BEGIN DATA FOR THIS EXERCISE
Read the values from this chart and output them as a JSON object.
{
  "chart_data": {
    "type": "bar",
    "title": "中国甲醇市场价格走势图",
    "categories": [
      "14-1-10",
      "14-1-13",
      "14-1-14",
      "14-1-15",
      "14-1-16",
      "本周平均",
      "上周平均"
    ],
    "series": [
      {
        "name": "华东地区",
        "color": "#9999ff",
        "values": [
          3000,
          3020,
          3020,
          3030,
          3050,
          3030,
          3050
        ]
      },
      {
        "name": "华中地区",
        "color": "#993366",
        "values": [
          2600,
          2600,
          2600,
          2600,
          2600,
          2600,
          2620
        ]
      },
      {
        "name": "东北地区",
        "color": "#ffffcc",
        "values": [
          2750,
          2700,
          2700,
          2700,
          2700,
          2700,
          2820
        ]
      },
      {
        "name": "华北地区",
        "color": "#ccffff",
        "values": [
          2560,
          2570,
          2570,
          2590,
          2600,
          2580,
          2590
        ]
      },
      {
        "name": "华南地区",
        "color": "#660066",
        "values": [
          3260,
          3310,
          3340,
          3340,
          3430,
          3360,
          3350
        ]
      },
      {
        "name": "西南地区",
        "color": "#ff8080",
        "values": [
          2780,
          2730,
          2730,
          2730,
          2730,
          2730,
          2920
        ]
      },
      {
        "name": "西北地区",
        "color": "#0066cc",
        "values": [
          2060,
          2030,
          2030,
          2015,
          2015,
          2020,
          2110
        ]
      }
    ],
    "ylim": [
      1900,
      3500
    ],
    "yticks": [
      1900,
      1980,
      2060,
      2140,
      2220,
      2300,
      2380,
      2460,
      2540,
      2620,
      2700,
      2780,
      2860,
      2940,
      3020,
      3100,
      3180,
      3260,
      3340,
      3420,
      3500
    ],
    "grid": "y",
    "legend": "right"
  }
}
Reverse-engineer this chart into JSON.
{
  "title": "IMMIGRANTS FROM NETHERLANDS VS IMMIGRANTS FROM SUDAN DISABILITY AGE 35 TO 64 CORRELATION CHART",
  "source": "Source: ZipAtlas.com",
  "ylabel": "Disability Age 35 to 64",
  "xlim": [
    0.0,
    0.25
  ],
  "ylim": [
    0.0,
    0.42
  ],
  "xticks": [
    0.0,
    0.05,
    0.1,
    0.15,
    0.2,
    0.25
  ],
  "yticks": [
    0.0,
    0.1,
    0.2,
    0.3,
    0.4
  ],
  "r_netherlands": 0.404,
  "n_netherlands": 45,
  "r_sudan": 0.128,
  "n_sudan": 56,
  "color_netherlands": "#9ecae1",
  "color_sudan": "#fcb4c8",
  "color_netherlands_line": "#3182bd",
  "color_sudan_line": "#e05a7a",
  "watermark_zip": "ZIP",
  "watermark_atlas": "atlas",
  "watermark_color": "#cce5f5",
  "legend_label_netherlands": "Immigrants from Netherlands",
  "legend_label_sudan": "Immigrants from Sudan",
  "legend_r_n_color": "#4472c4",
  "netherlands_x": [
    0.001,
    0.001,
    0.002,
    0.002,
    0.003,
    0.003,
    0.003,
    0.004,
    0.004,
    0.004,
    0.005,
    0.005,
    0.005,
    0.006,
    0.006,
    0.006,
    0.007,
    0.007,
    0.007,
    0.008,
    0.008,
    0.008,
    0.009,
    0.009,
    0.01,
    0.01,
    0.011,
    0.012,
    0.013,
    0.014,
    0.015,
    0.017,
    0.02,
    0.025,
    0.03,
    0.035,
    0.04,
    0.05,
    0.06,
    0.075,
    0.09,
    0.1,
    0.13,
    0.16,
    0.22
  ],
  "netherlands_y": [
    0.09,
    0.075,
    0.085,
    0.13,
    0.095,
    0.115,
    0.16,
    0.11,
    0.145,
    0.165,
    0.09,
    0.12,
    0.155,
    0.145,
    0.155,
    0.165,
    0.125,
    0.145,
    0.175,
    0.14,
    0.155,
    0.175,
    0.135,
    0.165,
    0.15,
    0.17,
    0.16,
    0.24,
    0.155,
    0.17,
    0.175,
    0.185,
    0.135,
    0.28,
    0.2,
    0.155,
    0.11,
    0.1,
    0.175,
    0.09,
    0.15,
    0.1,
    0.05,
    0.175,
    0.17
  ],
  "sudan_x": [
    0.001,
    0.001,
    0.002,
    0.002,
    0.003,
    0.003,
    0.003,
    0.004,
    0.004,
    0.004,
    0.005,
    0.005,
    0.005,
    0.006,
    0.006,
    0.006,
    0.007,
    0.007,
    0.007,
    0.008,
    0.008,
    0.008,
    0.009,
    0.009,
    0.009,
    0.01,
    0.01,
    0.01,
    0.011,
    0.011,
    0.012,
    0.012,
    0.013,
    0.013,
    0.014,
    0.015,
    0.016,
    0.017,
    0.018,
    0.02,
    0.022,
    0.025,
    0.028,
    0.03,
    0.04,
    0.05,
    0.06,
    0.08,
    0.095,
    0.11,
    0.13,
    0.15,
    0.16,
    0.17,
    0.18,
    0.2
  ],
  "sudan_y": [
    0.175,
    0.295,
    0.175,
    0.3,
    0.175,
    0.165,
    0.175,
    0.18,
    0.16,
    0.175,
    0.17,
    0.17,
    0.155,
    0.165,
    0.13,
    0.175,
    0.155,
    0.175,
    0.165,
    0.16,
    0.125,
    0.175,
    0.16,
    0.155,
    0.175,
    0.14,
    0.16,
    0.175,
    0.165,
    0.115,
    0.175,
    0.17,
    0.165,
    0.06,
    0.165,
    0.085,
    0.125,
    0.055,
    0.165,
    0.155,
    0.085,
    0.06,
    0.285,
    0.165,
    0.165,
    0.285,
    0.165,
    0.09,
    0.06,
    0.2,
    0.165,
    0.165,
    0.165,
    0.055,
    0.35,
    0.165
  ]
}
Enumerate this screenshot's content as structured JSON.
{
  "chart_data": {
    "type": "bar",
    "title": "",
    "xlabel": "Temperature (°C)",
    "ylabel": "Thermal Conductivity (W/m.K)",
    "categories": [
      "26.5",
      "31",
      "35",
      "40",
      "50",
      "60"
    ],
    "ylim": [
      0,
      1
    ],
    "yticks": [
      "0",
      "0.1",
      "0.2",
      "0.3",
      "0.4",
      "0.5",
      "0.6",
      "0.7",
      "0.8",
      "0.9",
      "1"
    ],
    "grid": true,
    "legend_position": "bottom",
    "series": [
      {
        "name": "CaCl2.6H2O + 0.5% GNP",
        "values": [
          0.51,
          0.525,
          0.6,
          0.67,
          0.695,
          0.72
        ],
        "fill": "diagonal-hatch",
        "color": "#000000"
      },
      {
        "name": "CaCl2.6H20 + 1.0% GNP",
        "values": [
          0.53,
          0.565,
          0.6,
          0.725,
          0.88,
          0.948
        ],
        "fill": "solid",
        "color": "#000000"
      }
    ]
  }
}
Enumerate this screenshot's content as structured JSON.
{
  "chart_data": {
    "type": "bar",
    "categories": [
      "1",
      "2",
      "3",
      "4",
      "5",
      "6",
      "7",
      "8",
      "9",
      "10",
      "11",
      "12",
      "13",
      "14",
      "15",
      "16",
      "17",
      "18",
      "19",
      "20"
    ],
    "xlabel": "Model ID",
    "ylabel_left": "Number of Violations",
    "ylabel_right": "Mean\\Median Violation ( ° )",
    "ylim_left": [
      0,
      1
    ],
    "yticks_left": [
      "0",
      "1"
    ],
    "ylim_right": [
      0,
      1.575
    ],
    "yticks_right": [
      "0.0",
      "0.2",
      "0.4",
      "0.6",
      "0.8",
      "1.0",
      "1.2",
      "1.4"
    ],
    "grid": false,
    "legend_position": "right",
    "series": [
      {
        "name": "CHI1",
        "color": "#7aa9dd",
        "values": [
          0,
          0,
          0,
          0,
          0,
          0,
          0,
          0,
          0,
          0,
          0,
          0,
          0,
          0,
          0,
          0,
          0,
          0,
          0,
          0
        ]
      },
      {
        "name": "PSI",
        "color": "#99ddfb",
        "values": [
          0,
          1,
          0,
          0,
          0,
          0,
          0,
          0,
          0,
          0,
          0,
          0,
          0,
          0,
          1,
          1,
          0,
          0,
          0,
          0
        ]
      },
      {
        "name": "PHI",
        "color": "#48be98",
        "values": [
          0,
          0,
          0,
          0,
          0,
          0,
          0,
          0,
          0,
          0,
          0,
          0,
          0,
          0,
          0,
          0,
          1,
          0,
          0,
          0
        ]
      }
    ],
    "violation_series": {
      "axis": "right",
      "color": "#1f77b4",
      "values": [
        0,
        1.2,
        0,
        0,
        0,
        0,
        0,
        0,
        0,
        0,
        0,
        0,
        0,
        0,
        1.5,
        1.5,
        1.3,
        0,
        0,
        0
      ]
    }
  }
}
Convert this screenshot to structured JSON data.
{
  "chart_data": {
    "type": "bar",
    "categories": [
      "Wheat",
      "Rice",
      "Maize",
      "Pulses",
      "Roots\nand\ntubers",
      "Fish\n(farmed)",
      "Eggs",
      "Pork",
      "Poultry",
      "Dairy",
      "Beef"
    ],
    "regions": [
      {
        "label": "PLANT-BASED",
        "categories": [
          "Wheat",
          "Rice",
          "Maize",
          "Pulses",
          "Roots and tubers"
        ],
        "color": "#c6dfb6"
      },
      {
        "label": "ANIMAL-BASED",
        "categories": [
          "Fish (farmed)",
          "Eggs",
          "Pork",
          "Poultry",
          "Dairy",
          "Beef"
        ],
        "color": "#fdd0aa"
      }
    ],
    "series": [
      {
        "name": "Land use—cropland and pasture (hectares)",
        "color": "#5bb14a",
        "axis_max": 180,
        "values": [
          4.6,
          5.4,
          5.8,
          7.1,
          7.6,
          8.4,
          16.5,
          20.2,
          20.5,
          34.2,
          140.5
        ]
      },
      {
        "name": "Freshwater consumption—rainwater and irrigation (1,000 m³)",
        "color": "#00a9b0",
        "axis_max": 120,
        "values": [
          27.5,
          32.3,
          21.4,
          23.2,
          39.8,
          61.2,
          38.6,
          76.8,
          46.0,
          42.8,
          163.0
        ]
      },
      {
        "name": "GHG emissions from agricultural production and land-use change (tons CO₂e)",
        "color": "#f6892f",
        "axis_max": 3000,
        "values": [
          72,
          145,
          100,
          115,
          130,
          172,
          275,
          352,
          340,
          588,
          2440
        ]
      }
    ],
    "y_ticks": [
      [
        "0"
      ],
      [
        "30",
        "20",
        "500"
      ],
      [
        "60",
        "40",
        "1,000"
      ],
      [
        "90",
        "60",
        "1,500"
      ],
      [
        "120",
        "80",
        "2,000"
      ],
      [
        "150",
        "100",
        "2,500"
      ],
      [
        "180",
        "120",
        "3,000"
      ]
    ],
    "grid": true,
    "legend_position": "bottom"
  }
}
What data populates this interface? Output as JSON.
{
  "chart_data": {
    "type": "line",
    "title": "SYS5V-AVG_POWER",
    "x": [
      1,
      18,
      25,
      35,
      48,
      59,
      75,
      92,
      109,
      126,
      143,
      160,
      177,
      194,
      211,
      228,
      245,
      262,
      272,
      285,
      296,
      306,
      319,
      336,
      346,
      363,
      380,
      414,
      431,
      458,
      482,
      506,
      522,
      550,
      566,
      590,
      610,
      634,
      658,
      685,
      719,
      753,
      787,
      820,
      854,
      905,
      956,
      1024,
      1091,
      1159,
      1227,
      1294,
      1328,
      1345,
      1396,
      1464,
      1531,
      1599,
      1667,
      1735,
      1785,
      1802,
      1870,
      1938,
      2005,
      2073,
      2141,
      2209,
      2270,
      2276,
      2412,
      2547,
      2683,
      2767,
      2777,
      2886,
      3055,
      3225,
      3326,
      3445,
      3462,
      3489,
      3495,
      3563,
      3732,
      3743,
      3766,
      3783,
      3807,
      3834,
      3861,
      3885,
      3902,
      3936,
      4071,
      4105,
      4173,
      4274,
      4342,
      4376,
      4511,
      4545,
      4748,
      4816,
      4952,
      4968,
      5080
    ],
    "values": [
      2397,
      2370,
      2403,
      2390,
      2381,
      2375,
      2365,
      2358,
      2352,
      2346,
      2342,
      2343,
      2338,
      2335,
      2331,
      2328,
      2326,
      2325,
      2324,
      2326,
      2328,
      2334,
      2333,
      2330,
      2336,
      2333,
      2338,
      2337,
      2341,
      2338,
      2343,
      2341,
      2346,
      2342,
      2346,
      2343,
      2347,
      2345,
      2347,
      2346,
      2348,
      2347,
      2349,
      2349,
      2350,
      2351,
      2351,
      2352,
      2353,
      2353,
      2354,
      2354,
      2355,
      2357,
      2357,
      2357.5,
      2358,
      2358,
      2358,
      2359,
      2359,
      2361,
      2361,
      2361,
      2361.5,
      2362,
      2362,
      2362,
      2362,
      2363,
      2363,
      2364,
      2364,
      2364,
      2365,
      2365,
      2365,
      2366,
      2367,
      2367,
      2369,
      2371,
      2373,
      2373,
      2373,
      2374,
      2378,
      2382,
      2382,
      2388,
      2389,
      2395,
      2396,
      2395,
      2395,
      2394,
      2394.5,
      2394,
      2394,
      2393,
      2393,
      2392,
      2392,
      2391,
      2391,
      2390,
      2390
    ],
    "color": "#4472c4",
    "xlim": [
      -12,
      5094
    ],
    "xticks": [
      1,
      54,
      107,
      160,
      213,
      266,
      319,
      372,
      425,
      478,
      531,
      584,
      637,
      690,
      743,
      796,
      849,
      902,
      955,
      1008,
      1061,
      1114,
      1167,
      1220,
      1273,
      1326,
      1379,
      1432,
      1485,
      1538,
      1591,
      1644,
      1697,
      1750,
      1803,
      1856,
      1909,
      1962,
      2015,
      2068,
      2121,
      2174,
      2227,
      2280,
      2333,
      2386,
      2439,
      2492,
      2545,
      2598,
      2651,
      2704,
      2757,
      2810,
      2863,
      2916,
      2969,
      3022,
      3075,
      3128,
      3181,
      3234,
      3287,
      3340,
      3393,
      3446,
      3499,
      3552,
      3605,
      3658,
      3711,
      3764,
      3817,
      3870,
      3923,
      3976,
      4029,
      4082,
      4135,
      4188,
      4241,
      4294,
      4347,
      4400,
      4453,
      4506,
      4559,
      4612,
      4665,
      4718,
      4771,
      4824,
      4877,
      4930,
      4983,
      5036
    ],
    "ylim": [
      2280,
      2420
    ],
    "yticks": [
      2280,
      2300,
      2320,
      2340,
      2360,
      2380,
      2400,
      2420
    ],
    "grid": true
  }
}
END DATA FOR THIS EXERCISE
* **TASK**: What is the number of lines containing "JSON"? Give that number only.

* **EXERCISE RESULT**: 6